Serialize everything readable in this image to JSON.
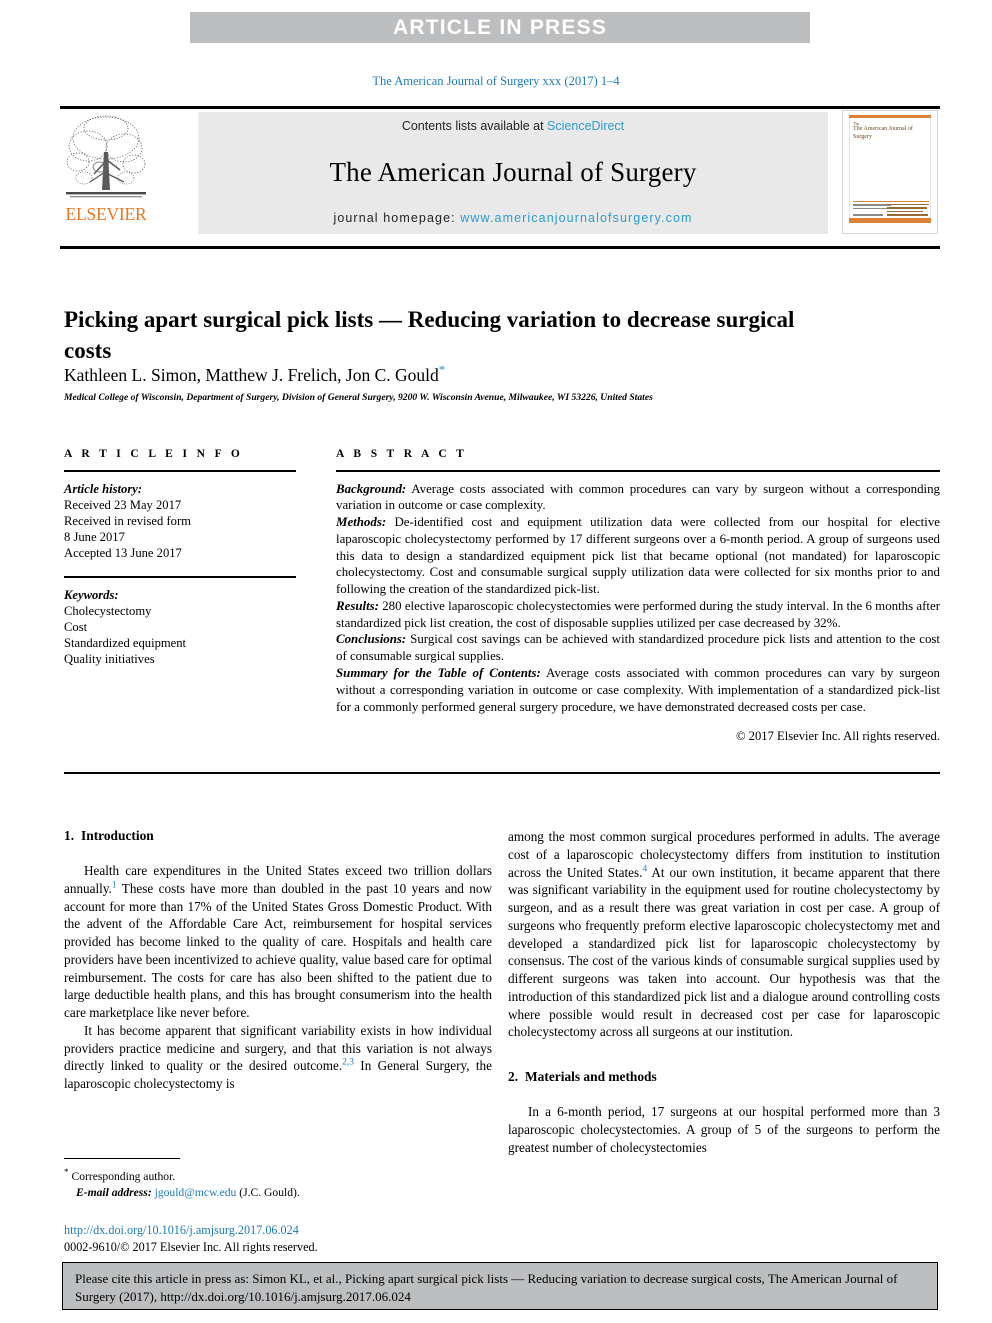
{
  "banner": {
    "text": "ARTICLE IN PRESS"
  },
  "running_head": {
    "text": "The American Journal of Surgery xxx (2017) 1–4"
  },
  "masthead": {
    "publisher_name": "ELSEVIER",
    "contents_prefix": "Contents lists available at ",
    "contents_link": "ScienceDirect",
    "journal_title": "The American Journal of Surgery",
    "homepage_label": "journal homepage: ",
    "homepage_url": "www.americanjournalofsurgery.com",
    "cover_title": "The American Journal of Surgery",
    "accent_orange": "#E87722",
    "link_blue": "#2b9ccc"
  },
  "article": {
    "title": "Picking apart surgical pick lists — Reducing variation to decrease surgical costs",
    "authors": "Kathleen L. Simon, Matthew J. Frelich, Jon C. Gould",
    "corresponding_marker": "*",
    "affiliation": "Medical College of Wisconsin, Department of Surgery, Division of General Surgery, 9200 W. Wisconsin Avenue, Milwaukee, WI 53226, United States"
  },
  "article_info": {
    "heading": "A R T I C L E  I N F O",
    "history_label": "Article history:",
    "history_lines": [
      "Received 23 May 2017",
      "Received in revised form",
      "8 June 2017",
      "Accepted 13 June 2017"
    ],
    "keywords_label": "Keywords:",
    "keywords": [
      "Cholecystectomy",
      "Cost",
      "Standardized equipment",
      "Quality initiatives"
    ]
  },
  "abstract": {
    "heading": "A B S T R A C T",
    "sections": [
      {
        "label": "Background:",
        "text": " Average costs associated with common procedures can vary by surgeon without a corresponding variation in outcome or case complexity."
      },
      {
        "label": "Methods:",
        "text": " De-identified cost and equipment utilization data were collected from our hospital for elective laparoscopic cholecystectomy performed by 17 different surgeons over a 6-month period. A group of surgeons used this data to design a standardized equipment pick list that became optional (not mandated) for laparoscopic cholecystectomy. Cost and consumable surgical supply utilization data were collected for six months prior to and following the creation of the standardized pick-list."
      },
      {
        "label": "Results:",
        "text": " 280 elective laparoscopic cholecystectomies were performed during the study interval. In the 6 months after standardized pick list creation, the cost of disposable supplies utilized per case decreased by 32%."
      },
      {
        "label": "Conclusions:",
        "text": " Surgical cost savings can be achieved with standardized procedure pick lists and attention to the cost of consumable surgical supplies."
      },
      {
        "label": "Summary for the Table of Contents:",
        "text": " Average costs associated with common procedures can vary by surgeon without a corresponding variation in outcome or case complexity. With implementation of a standardized pick-list for a commonly performed general surgery procedure, we have demonstrated decreased costs per case."
      }
    ],
    "copyright": "© 2017 Elsevier Inc. All rights reserved."
  },
  "body": {
    "left_column": {
      "section_number": "1.",
      "section_title": "Introduction",
      "paragraph_1_a": "Health care expenditures in the United States exceed two trillion dollars annually.",
      "paragraph_1_ref": "1",
      "paragraph_1_b": " These costs have more than doubled in the past 10 years and now account for more than 17% of the United States Gross Domestic Product. With the advent of the Affordable Care Act, reimbursement for hospital services provided has become linked to the quality of care. Hospitals and health care providers have been incentivized to achieve quality, value based care for optimal reimbursement. The costs for care has also been shifted to the patient due to large deductible health plans, and this has brought consumerism into the health care marketplace like never before.",
      "paragraph_2_a": "It has become apparent that significant variability exists in how individual providers practice medicine and surgery, and that this variation is not always directly linked to quality or the desired outcome.",
      "paragraph_2_ref": "2,3",
      "paragraph_2_b": " In General Surgery, the laparoscopic cholecystectomy is"
    },
    "right_column": {
      "paragraph_1_a": "among the most common surgical procedures performed in adults. The average cost of a laparoscopic cholecystectomy differs from institution to institution across the United States.",
      "paragraph_1_ref": "4",
      "paragraph_1_b": " At our own institution, it became apparent that there was significant variability in the equipment used for routine cholecystectomy by surgeon, and as a result there was great variation in cost per case. A group of surgeons who frequently preform elective laparoscopic cholecystectomy met and developed a standardized pick list for laparoscopic cholecystectomy by consensus. The cost of the various kinds of consumable surgical supplies used by different surgeons was taken into account. Our hypothesis was that the introduction of this standardized pick list and a dialogue around controlling costs where possible would result in decreased cost per case for laparoscopic cholecystectomy across all surgeons at our institution.",
      "section_number": "2.",
      "section_title": "Materials and methods",
      "paragraph_2": "In a 6-month period, 17 surgeons at our hospital performed more than 3 laparoscopic cholecystectomies. A group of 5 of the surgeons to perform the greatest number of cholecystectomies"
    }
  },
  "footnote": {
    "star": "*",
    "corresponding": "Corresponding author.",
    "email_label": "E-mail address:",
    "email": "jgould@mcw.edu",
    "email_attrib": "(J.C. Gould).",
    "doi_url": "http://dx.doi.org/10.1016/j.amjsurg.2017.06.024",
    "issn_line": "0002-9610/© 2017 Elsevier Inc. All rights reserved."
  },
  "citation_footer": {
    "text": "Please cite this article in press as: Simon KL, et al., Picking apart surgical pick lists — Reducing variation to decrease surgical costs, The American Journal of Surgery (2017), http://dx.doi.org/10.1016/j.amjsurg.2017.06.024"
  }
}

• Objective: Using the material above, return every line exactly as it appears, minus the pictures.

• Complete response:
Serialize everything readable in this image to JSON.
{
  "banner": {
    "text": "ARTICLE IN PRESS"
  },
  "running_head": {
    "text": "The American Journal of Surgery xxx (2017) 1–4"
  },
  "masthead": {
    "publisher_name": "ELSEVIER",
    "contents_prefix": "Contents lists available at ",
    "contents_link": "ScienceDirect",
    "journal_title": "The American Journal of Surgery",
    "homepage_label": "journal homepage: ",
    "homepage_url": "www.americanjournalofsurgery.com",
    "cover_title": "The American Journal of Surgery",
    "accent_orange": "#E87722",
    "link_blue": "#2b9ccc"
  },
  "article": {
    "title": "Picking apart surgical pick lists — Reducing variation to decrease surgical costs",
    "authors": "Kathleen L. Simon, Matthew J. Frelich, Jon C. Gould",
    "corresponding_marker": "*",
    "affiliation": "Medical College of Wisconsin, Department of Surgery, Division of General Surgery, 9200 W. Wisconsin Avenue, Milwaukee, WI 53226, United States"
  },
  "article_info": {
    "heading": "A R T I C L E  I N F O",
    "history_label": "Article history:",
    "history_lines": [
      "Received 23 May 2017",
      "Received in revised form",
      "8 June 2017",
      "Accepted 13 June 2017"
    ],
    "keywords_label": "Keywords:",
    "keywords": [
      "Cholecystectomy",
      "Cost",
      "Standardized equipment",
      "Quality initiatives"
    ]
  },
  "abstract": {
    "heading": "A B S T R A C T",
    "sections": [
      {
        "label": "Background:",
        "text": " Average costs associated with common procedures can vary by surgeon without a corresponding variation in outcome or case complexity."
      },
      {
        "label": "Methods:",
        "text": " De-identified cost and equipment utilization data were collected from our hospital for elective laparoscopic cholecystectomy performed by 17 different surgeons over a 6-month period. A group of surgeons used this data to design a standardized equipment pick list that became optional (not mandated) for laparoscopic cholecystectomy. Cost and consumable surgical supply utilization data were collected for six months prior to and following the creation of the standardized pick-list."
      },
      {
        "label": "Results:",
        "text": " 280 elective laparoscopic cholecystectomies were performed during the study interval. In the 6 months after standardized pick list creation, the cost of disposable supplies utilized per case decreased by 32%."
      },
      {
        "label": "Conclusions:",
        "text": " Surgical cost savings can be achieved with standardized procedure pick lists and attention to the cost of consumable surgical supplies."
      },
      {
        "label": "Summary for the Table of Contents:",
        "text": " Average costs associated with common procedures can vary by surgeon without a corresponding variation in outcome or case complexity. With implementation of a standardized pick-list for a commonly performed general surgery procedure, we have demonstrated decreased costs per case."
      }
    ],
    "copyright": "© 2017 Elsevier Inc. All rights reserved."
  },
  "body": {
    "left_column": {
      "section_number": "1.",
      "section_title": "Introduction",
      "paragraph_1_a": "Health care expenditures in the United States exceed two trillion dollars annually.",
      "paragraph_1_ref": "1",
      "paragraph_1_b": " These costs have more than doubled in the past 10 years and now account for more than 17% of the United States Gross Domestic Product. With the advent of the Affordable Care Act, reimbursement for hospital services provided has become linked to the quality of care. Hospitals and health care providers have been incentivized to achieve quality, value based care for optimal reimbursement. The costs for care has also been shifted to the patient due to large deductible health plans, and this has brought consumerism into the health care marketplace like never before.",
      "paragraph_2_a": "It has become apparent that significant variability exists in how individual providers practice medicine and surgery, and that this variation is not always directly linked to quality or the desired outcome.",
      "paragraph_2_ref": "2,3",
      "paragraph_2_b": " In General Surgery, the laparoscopic cholecystectomy is"
    },
    "right_column": {
      "paragraph_1_a": "among the most common surgical procedures performed in adults. The average cost of a laparoscopic cholecystectomy differs from institution to institution across the United States.",
      "paragraph_1_ref": "4",
      "paragraph_1_b": " At our own institution, it became apparent that there was significant variability in the equipment used for routine cholecystectomy by surgeon, and as a result there was great variation in cost per case. A group of surgeons who frequently preform elective laparoscopic cholecystectomy met and developed a standardized pick list for laparoscopic cholecystectomy by consensus. The cost of the various kinds of consumable surgical supplies used by different surgeons was taken into account. Our hypothesis was that the introduction of this standardized pick list and a dialogue around controlling costs where possible would result in decreased cost per case for laparoscopic cholecystectomy across all surgeons at our institution.",
      "section_number": "2.",
      "section_title": "Materials and methods",
      "paragraph_2": "In a 6-month period, 17 surgeons at our hospital performed more than 3 laparoscopic cholecystectomies. A group of 5 of the surgeons to perform the greatest number of cholecystectomies"
    }
  },
  "footnote": {
    "star": "*",
    "corresponding": "Corresponding author.",
    "email_label": "E-mail address:",
    "email": "jgould@mcw.edu",
    "email_attrib": "(J.C. Gould).",
    "doi_url": "http://dx.doi.org/10.1016/j.amjsurg.2017.06.024",
    "issn_line": "0002-9610/© 2017 Elsevier Inc. All rights reserved."
  },
  "citation_footer": {
    "text": "Please cite this article in press as: Simon KL, et al., Picking apart surgical pick lists — Reducing variation to decrease surgical costs, The American Journal of Surgery (2017), http://dx.doi.org/10.1016/j.amjsurg.2017.06.024"
  }
}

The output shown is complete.